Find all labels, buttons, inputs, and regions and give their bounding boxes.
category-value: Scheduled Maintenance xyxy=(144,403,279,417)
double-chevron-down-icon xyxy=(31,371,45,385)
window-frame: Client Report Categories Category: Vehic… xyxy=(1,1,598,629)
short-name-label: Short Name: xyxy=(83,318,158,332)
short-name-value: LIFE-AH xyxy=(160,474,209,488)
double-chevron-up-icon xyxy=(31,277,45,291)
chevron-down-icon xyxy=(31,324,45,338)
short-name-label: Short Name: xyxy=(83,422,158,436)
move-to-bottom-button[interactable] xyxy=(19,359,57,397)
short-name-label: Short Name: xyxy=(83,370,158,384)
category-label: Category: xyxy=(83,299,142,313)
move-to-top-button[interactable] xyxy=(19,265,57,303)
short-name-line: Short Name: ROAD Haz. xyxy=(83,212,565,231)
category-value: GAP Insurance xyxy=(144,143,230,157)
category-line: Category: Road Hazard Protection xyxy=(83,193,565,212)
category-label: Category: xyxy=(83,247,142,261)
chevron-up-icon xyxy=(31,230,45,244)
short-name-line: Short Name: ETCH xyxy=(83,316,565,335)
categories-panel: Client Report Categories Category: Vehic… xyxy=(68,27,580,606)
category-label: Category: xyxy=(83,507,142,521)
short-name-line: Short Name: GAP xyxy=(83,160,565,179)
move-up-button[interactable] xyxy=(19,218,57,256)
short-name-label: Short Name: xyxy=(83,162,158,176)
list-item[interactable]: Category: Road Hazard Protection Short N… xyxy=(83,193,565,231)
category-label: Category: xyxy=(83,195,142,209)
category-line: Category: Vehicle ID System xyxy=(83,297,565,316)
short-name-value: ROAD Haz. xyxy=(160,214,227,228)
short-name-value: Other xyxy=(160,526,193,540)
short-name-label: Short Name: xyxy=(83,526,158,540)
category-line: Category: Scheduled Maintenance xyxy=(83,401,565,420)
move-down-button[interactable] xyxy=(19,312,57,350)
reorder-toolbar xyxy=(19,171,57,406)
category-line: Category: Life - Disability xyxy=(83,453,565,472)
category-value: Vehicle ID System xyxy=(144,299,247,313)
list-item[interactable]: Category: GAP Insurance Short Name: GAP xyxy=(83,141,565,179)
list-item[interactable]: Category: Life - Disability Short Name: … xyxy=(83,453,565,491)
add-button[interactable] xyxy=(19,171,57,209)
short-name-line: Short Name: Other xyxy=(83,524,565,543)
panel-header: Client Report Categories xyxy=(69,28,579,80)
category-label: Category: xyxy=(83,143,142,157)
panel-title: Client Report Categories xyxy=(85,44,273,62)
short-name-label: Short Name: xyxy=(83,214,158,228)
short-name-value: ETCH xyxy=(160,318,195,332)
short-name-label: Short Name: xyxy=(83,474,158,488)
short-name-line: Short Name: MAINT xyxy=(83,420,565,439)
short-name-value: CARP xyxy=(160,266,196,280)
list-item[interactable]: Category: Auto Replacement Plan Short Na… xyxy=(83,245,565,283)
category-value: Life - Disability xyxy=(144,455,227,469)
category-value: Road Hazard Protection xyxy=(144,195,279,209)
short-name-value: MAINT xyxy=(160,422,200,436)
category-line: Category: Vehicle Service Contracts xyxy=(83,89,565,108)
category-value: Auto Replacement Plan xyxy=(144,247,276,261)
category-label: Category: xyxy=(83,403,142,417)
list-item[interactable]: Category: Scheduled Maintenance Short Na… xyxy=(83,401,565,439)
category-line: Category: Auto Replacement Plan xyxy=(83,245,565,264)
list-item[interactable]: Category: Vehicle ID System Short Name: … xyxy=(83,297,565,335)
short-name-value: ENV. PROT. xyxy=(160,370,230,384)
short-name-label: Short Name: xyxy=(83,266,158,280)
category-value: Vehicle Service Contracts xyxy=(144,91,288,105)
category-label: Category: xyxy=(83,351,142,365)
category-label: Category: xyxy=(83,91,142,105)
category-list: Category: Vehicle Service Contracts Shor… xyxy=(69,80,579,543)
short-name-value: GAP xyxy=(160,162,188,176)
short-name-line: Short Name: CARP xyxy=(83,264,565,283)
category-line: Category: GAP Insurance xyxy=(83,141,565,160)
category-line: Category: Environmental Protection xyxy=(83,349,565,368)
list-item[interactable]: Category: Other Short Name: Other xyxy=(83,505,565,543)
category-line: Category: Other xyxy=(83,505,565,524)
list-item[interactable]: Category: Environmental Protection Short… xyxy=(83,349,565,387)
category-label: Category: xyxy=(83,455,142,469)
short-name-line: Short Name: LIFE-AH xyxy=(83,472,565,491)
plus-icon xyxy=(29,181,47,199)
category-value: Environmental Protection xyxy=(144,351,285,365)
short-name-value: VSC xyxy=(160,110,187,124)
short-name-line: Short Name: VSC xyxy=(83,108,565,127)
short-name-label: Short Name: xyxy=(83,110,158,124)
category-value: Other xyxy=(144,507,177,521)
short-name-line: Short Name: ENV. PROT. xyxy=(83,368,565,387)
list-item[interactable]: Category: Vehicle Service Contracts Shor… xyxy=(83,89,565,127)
■ ■ ■ ■ ■ ■ ■
- _INSTRUCTIONS FOR THE TASK_
Copy out every line of the items above word for word, leaving nothing out.

- _WRITTEN ANSWER_
Find all labels, buttons, inputs, and regions and give their bounding boxes.
category-value: Scheduled Maintenance xyxy=(144,403,279,417)
double-chevron-down-icon xyxy=(31,371,45,385)
window-frame: Client Report Categories Category: Vehic… xyxy=(1,1,598,629)
short-name-label: Short Name: xyxy=(83,318,158,332)
short-name-value: LIFE-AH xyxy=(160,474,209,488)
double-chevron-up-icon xyxy=(31,277,45,291)
chevron-down-icon xyxy=(31,324,45,338)
short-name-label: Short Name: xyxy=(83,422,158,436)
move-to-bottom-button[interactable] xyxy=(19,359,57,397)
short-name-label: Short Name: xyxy=(83,370,158,384)
category-label: Category: xyxy=(83,299,142,313)
move-to-top-button[interactable] xyxy=(19,265,57,303)
short-name-line: Short Name: ROAD Haz. xyxy=(83,212,565,231)
category-value: GAP Insurance xyxy=(144,143,230,157)
category-line: Category: Road Hazard Protection xyxy=(83,193,565,212)
category-label: Category: xyxy=(83,247,142,261)
chevron-up-icon xyxy=(31,230,45,244)
short-name-line: Short Name: ETCH xyxy=(83,316,565,335)
categories-panel: Client Report Categories Category: Vehic… xyxy=(68,27,580,606)
category-label: Category: xyxy=(83,507,142,521)
short-name-line: Short Name: GAP xyxy=(83,160,565,179)
move-up-button[interactable] xyxy=(19,218,57,256)
short-name-label: Short Name: xyxy=(83,162,158,176)
list-item[interactable]: Category: Road Hazard Protection Short N… xyxy=(83,193,565,231)
category-label: Category: xyxy=(83,195,142,209)
category-line: Category: Vehicle ID System xyxy=(83,297,565,316)
short-name-value: ROAD Haz. xyxy=(160,214,227,228)
short-name-value: Other xyxy=(160,526,193,540)
short-name-label: Short Name: xyxy=(83,526,158,540)
category-line: Category: Scheduled Maintenance xyxy=(83,401,565,420)
move-down-button[interactable] xyxy=(19,312,57,350)
reorder-toolbar xyxy=(19,171,57,406)
category-line: Category: Life - Disability xyxy=(83,453,565,472)
category-value: Vehicle ID System xyxy=(144,299,247,313)
list-item[interactable]: Category: GAP Insurance Short Name: GAP xyxy=(83,141,565,179)
list-item[interactable]: Category: Life - Disability Short Name: … xyxy=(83,453,565,491)
add-button[interactable] xyxy=(19,171,57,209)
short-name-line: Short Name: Other xyxy=(83,524,565,543)
panel-header: Client Report Categories xyxy=(69,28,579,80)
category-label: Category: xyxy=(83,143,142,157)
panel-title: Client Report Categories xyxy=(85,44,273,62)
short-name-label: Short Name: xyxy=(83,214,158,228)
short-name-value: ETCH xyxy=(160,318,195,332)
short-name-label: Short Name: xyxy=(83,474,158,488)
short-name-line: Short Name: MAINT xyxy=(83,420,565,439)
short-name-value: CARP xyxy=(160,266,196,280)
list-item[interactable]: Category: Auto Replacement Plan Short Na… xyxy=(83,245,565,283)
category-value: Life - Disability xyxy=(144,455,227,469)
category-value: Road Hazard Protection xyxy=(144,195,279,209)
short-name-value: MAINT xyxy=(160,422,200,436)
category-line: Category: Vehicle Service Contracts xyxy=(83,89,565,108)
category-value: Auto Replacement Plan xyxy=(144,247,276,261)
category-label: Category: xyxy=(83,403,142,417)
list-item[interactable]: Category: Scheduled Maintenance Short Na… xyxy=(83,401,565,439)
category-line: Category: Auto Replacement Plan xyxy=(83,245,565,264)
list-item[interactable]: Category: Vehicle ID System Short Name: … xyxy=(83,297,565,335)
short-name-value: ENV. PROT. xyxy=(160,370,230,384)
short-name-label: Short Name: xyxy=(83,266,158,280)
category-value: Vehicle Service Contracts xyxy=(144,91,288,105)
category-label: Category: xyxy=(83,351,142,365)
category-label: Category: xyxy=(83,91,142,105)
category-list: Category: Vehicle Service Contracts Shor… xyxy=(69,80,579,543)
short-name-value: GAP xyxy=(160,162,188,176)
short-name-line: Short Name: CARP xyxy=(83,264,565,283)
category-line: Category: GAP Insurance xyxy=(83,141,565,160)
category-line: Category: Environmental Protection xyxy=(83,349,565,368)
list-item[interactable]: Category: Other Short Name: Other xyxy=(83,505,565,543)
category-line: Category: Other xyxy=(83,505,565,524)
list-item[interactable]: Category: Environmental Protection Short… xyxy=(83,349,565,387)
category-label: Category: xyxy=(83,455,142,469)
short-name-line: Short Name: LIFE-AH xyxy=(83,472,565,491)
plus-icon xyxy=(29,181,47,199)
category-value: Environmental Protection xyxy=(144,351,285,365)
short-name-value: VSC xyxy=(160,110,187,124)
short-name-line: Short Name: VSC xyxy=(83,108,565,127)
short-name-label: Short Name: xyxy=(83,110,158,124)
category-value: Other xyxy=(144,507,177,521)
short-name-line: Short Name: ENV. PROT. xyxy=(83,368,565,387)
list-item[interactable]: Category: Vehicle Service Contracts Shor… xyxy=(83,89,565,127)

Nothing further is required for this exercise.